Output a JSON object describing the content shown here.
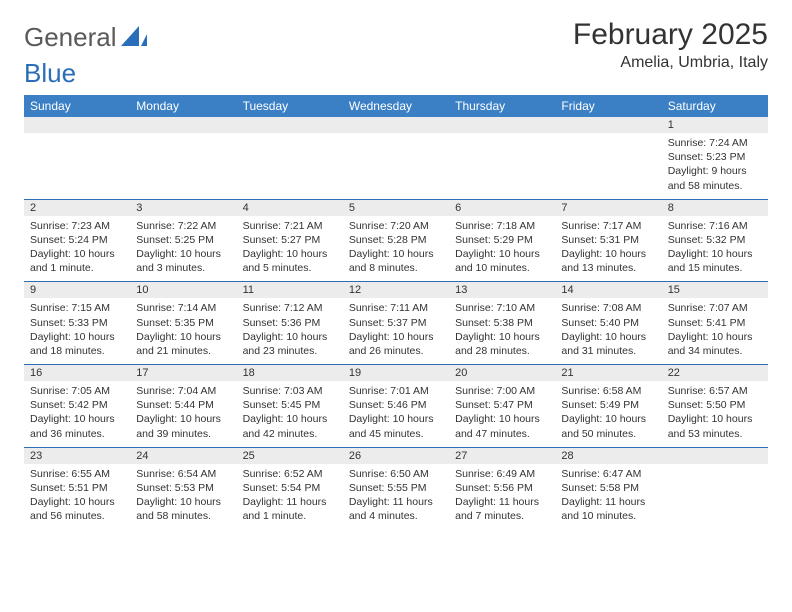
{
  "logo": {
    "word1": "General",
    "word2": "Blue"
  },
  "title": "February 2025",
  "location": "Amelia, Umbria, Italy",
  "headers": [
    "Sunday",
    "Monday",
    "Tuesday",
    "Wednesday",
    "Thursday",
    "Friday",
    "Saturday"
  ],
  "colors": {
    "header_bg": "#3b7fc4",
    "header_text": "#ffffff",
    "rule": "#2a6db8",
    "daynum_bg": "#ececec",
    "text": "#333333",
    "background": "#ffffff"
  },
  "typography": {
    "title_fontsize": 30,
    "location_fontsize": 16,
    "header_fontsize": 12,
    "daynum_fontsize": 11,
    "body_fontsize": 10.5,
    "font_family": "Arial"
  },
  "weeks": [
    [
      null,
      null,
      null,
      null,
      null,
      null,
      {
        "n": "1",
        "sr": "Sunrise: 7:24 AM",
        "ss": "Sunset: 5:23 PM",
        "dl": "Daylight: 9 hours and 58 minutes."
      }
    ],
    [
      {
        "n": "2",
        "sr": "Sunrise: 7:23 AM",
        "ss": "Sunset: 5:24 PM",
        "dl": "Daylight: 10 hours and 1 minute."
      },
      {
        "n": "3",
        "sr": "Sunrise: 7:22 AM",
        "ss": "Sunset: 5:25 PM",
        "dl": "Daylight: 10 hours and 3 minutes."
      },
      {
        "n": "4",
        "sr": "Sunrise: 7:21 AM",
        "ss": "Sunset: 5:27 PM",
        "dl": "Daylight: 10 hours and 5 minutes."
      },
      {
        "n": "5",
        "sr": "Sunrise: 7:20 AM",
        "ss": "Sunset: 5:28 PM",
        "dl": "Daylight: 10 hours and 8 minutes."
      },
      {
        "n": "6",
        "sr": "Sunrise: 7:18 AM",
        "ss": "Sunset: 5:29 PM",
        "dl": "Daylight: 10 hours and 10 minutes."
      },
      {
        "n": "7",
        "sr": "Sunrise: 7:17 AM",
        "ss": "Sunset: 5:31 PM",
        "dl": "Daylight: 10 hours and 13 minutes."
      },
      {
        "n": "8",
        "sr": "Sunrise: 7:16 AM",
        "ss": "Sunset: 5:32 PM",
        "dl": "Daylight: 10 hours and 15 minutes."
      }
    ],
    [
      {
        "n": "9",
        "sr": "Sunrise: 7:15 AM",
        "ss": "Sunset: 5:33 PM",
        "dl": "Daylight: 10 hours and 18 minutes."
      },
      {
        "n": "10",
        "sr": "Sunrise: 7:14 AM",
        "ss": "Sunset: 5:35 PM",
        "dl": "Daylight: 10 hours and 21 minutes."
      },
      {
        "n": "11",
        "sr": "Sunrise: 7:12 AM",
        "ss": "Sunset: 5:36 PM",
        "dl": "Daylight: 10 hours and 23 minutes."
      },
      {
        "n": "12",
        "sr": "Sunrise: 7:11 AM",
        "ss": "Sunset: 5:37 PM",
        "dl": "Daylight: 10 hours and 26 minutes."
      },
      {
        "n": "13",
        "sr": "Sunrise: 7:10 AM",
        "ss": "Sunset: 5:38 PM",
        "dl": "Daylight: 10 hours and 28 minutes."
      },
      {
        "n": "14",
        "sr": "Sunrise: 7:08 AM",
        "ss": "Sunset: 5:40 PM",
        "dl": "Daylight: 10 hours and 31 minutes."
      },
      {
        "n": "15",
        "sr": "Sunrise: 7:07 AM",
        "ss": "Sunset: 5:41 PM",
        "dl": "Daylight: 10 hours and 34 minutes."
      }
    ],
    [
      {
        "n": "16",
        "sr": "Sunrise: 7:05 AM",
        "ss": "Sunset: 5:42 PM",
        "dl": "Daylight: 10 hours and 36 minutes."
      },
      {
        "n": "17",
        "sr": "Sunrise: 7:04 AM",
        "ss": "Sunset: 5:44 PM",
        "dl": "Daylight: 10 hours and 39 minutes."
      },
      {
        "n": "18",
        "sr": "Sunrise: 7:03 AM",
        "ss": "Sunset: 5:45 PM",
        "dl": "Daylight: 10 hours and 42 minutes."
      },
      {
        "n": "19",
        "sr": "Sunrise: 7:01 AM",
        "ss": "Sunset: 5:46 PM",
        "dl": "Daylight: 10 hours and 45 minutes."
      },
      {
        "n": "20",
        "sr": "Sunrise: 7:00 AM",
        "ss": "Sunset: 5:47 PM",
        "dl": "Daylight: 10 hours and 47 minutes."
      },
      {
        "n": "21",
        "sr": "Sunrise: 6:58 AM",
        "ss": "Sunset: 5:49 PM",
        "dl": "Daylight: 10 hours and 50 minutes."
      },
      {
        "n": "22",
        "sr": "Sunrise: 6:57 AM",
        "ss": "Sunset: 5:50 PM",
        "dl": "Daylight: 10 hours and 53 minutes."
      }
    ],
    [
      {
        "n": "23",
        "sr": "Sunrise: 6:55 AM",
        "ss": "Sunset: 5:51 PM",
        "dl": "Daylight: 10 hours and 56 minutes."
      },
      {
        "n": "24",
        "sr": "Sunrise: 6:54 AM",
        "ss": "Sunset: 5:53 PM",
        "dl": "Daylight: 10 hours and 58 minutes."
      },
      {
        "n": "25",
        "sr": "Sunrise: 6:52 AM",
        "ss": "Sunset: 5:54 PM",
        "dl": "Daylight: 11 hours and 1 minute."
      },
      {
        "n": "26",
        "sr": "Sunrise: 6:50 AM",
        "ss": "Sunset: 5:55 PM",
        "dl": "Daylight: 11 hours and 4 minutes."
      },
      {
        "n": "27",
        "sr": "Sunrise: 6:49 AM",
        "ss": "Sunset: 5:56 PM",
        "dl": "Daylight: 11 hours and 7 minutes."
      },
      {
        "n": "28",
        "sr": "Sunrise: 6:47 AM",
        "ss": "Sunset: 5:58 PM",
        "dl": "Daylight: 11 hours and 10 minutes."
      },
      null
    ]
  ]
}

========================

**Your objective**. All the records need to be repeated exactly, with the images dropped.

**Finished task**.
Output a JSON object describing the content shown here.
{
  "logo": {
    "word1": "General",
    "word2": "Blue"
  },
  "title": "February 2025",
  "location": "Amelia, Umbria, Italy",
  "headers": [
    "Sunday",
    "Monday",
    "Tuesday",
    "Wednesday",
    "Thursday",
    "Friday",
    "Saturday"
  ],
  "colors": {
    "header_bg": "#3b7fc4",
    "header_text": "#ffffff",
    "rule": "#2a6db8",
    "daynum_bg": "#ececec",
    "text": "#333333",
    "background": "#ffffff"
  },
  "typography": {
    "title_fontsize": 30,
    "location_fontsize": 16,
    "header_fontsize": 12,
    "daynum_fontsize": 11,
    "body_fontsize": 10.5,
    "font_family": "Arial"
  },
  "weeks": [
    [
      null,
      null,
      null,
      null,
      null,
      null,
      {
        "n": "1",
        "sr": "Sunrise: 7:24 AM",
        "ss": "Sunset: 5:23 PM",
        "dl": "Daylight: 9 hours and 58 minutes."
      }
    ],
    [
      {
        "n": "2",
        "sr": "Sunrise: 7:23 AM",
        "ss": "Sunset: 5:24 PM",
        "dl": "Daylight: 10 hours and 1 minute."
      },
      {
        "n": "3",
        "sr": "Sunrise: 7:22 AM",
        "ss": "Sunset: 5:25 PM",
        "dl": "Daylight: 10 hours and 3 minutes."
      },
      {
        "n": "4",
        "sr": "Sunrise: 7:21 AM",
        "ss": "Sunset: 5:27 PM",
        "dl": "Daylight: 10 hours and 5 minutes."
      },
      {
        "n": "5",
        "sr": "Sunrise: 7:20 AM",
        "ss": "Sunset: 5:28 PM",
        "dl": "Daylight: 10 hours and 8 minutes."
      },
      {
        "n": "6",
        "sr": "Sunrise: 7:18 AM",
        "ss": "Sunset: 5:29 PM",
        "dl": "Daylight: 10 hours and 10 minutes."
      },
      {
        "n": "7",
        "sr": "Sunrise: 7:17 AM",
        "ss": "Sunset: 5:31 PM",
        "dl": "Daylight: 10 hours and 13 minutes."
      },
      {
        "n": "8",
        "sr": "Sunrise: 7:16 AM",
        "ss": "Sunset: 5:32 PM",
        "dl": "Daylight: 10 hours and 15 minutes."
      }
    ],
    [
      {
        "n": "9",
        "sr": "Sunrise: 7:15 AM",
        "ss": "Sunset: 5:33 PM",
        "dl": "Daylight: 10 hours and 18 minutes."
      },
      {
        "n": "10",
        "sr": "Sunrise: 7:14 AM",
        "ss": "Sunset: 5:35 PM",
        "dl": "Daylight: 10 hours and 21 minutes."
      },
      {
        "n": "11",
        "sr": "Sunrise: 7:12 AM",
        "ss": "Sunset: 5:36 PM",
        "dl": "Daylight: 10 hours and 23 minutes."
      },
      {
        "n": "12",
        "sr": "Sunrise: 7:11 AM",
        "ss": "Sunset: 5:37 PM",
        "dl": "Daylight: 10 hours and 26 minutes."
      },
      {
        "n": "13",
        "sr": "Sunrise: 7:10 AM",
        "ss": "Sunset: 5:38 PM",
        "dl": "Daylight: 10 hours and 28 minutes."
      },
      {
        "n": "14",
        "sr": "Sunrise: 7:08 AM",
        "ss": "Sunset: 5:40 PM",
        "dl": "Daylight: 10 hours and 31 minutes."
      },
      {
        "n": "15",
        "sr": "Sunrise: 7:07 AM",
        "ss": "Sunset: 5:41 PM",
        "dl": "Daylight: 10 hours and 34 minutes."
      }
    ],
    [
      {
        "n": "16",
        "sr": "Sunrise: 7:05 AM",
        "ss": "Sunset: 5:42 PM",
        "dl": "Daylight: 10 hours and 36 minutes."
      },
      {
        "n": "17",
        "sr": "Sunrise: 7:04 AM",
        "ss": "Sunset: 5:44 PM",
        "dl": "Daylight: 10 hours and 39 minutes."
      },
      {
        "n": "18",
        "sr": "Sunrise: 7:03 AM",
        "ss": "Sunset: 5:45 PM",
        "dl": "Daylight: 10 hours and 42 minutes."
      },
      {
        "n": "19",
        "sr": "Sunrise: 7:01 AM",
        "ss": "Sunset: 5:46 PM",
        "dl": "Daylight: 10 hours and 45 minutes."
      },
      {
        "n": "20",
        "sr": "Sunrise: 7:00 AM",
        "ss": "Sunset: 5:47 PM",
        "dl": "Daylight: 10 hours and 47 minutes."
      },
      {
        "n": "21",
        "sr": "Sunrise: 6:58 AM",
        "ss": "Sunset: 5:49 PM",
        "dl": "Daylight: 10 hours and 50 minutes."
      },
      {
        "n": "22",
        "sr": "Sunrise: 6:57 AM",
        "ss": "Sunset: 5:50 PM",
        "dl": "Daylight: 10 hours and 53 minutes."
      }
    ],
    [
      {
        "n": "23",
        "sr": "Sunrise: 6:55 AM",
        "ss": "Sunset: 5:51 PM",
        "dl": "Daylight: 10 hours and 56 minutes."
      },
      {
        "n": "24",
        "sr": "Sunrise: 6:54 AM",
        "ss": "Sunset: 5:53 PM",
        "dl": "Daylight: 10 hours and 58 minutes."
      },
      {
        "n": "25",
        "sr": "Sunrise: 6:52 AM",
        "ss": "Sunset: 5:54 PM",
        "dl": "Daylight: 11 hours and 1 minute."
      },
      {
        "n": "26",
        "sr": "Sunrise: 6:50 AM",
        "ss": "Sunset: 5:55 PM",
        "dl": "Daylight: 11 hours and 4 minutes."
      },
      {
        "n": "27",
        "sr": "Sunrise: 6:49 AM",
        "ss": "Sunset: 5:56 PM",
        "dl": "Daylight: 11 hours and 7 minutes."
      },
      {
        "n": "28",
        "sr": "Sunrise: 6:47 AM",
        "ss": "Sunset: 5:58 PM",
        "dl": "Daylight: 11 hours and 10 minutes."
      },
      null
    ]
  ]
}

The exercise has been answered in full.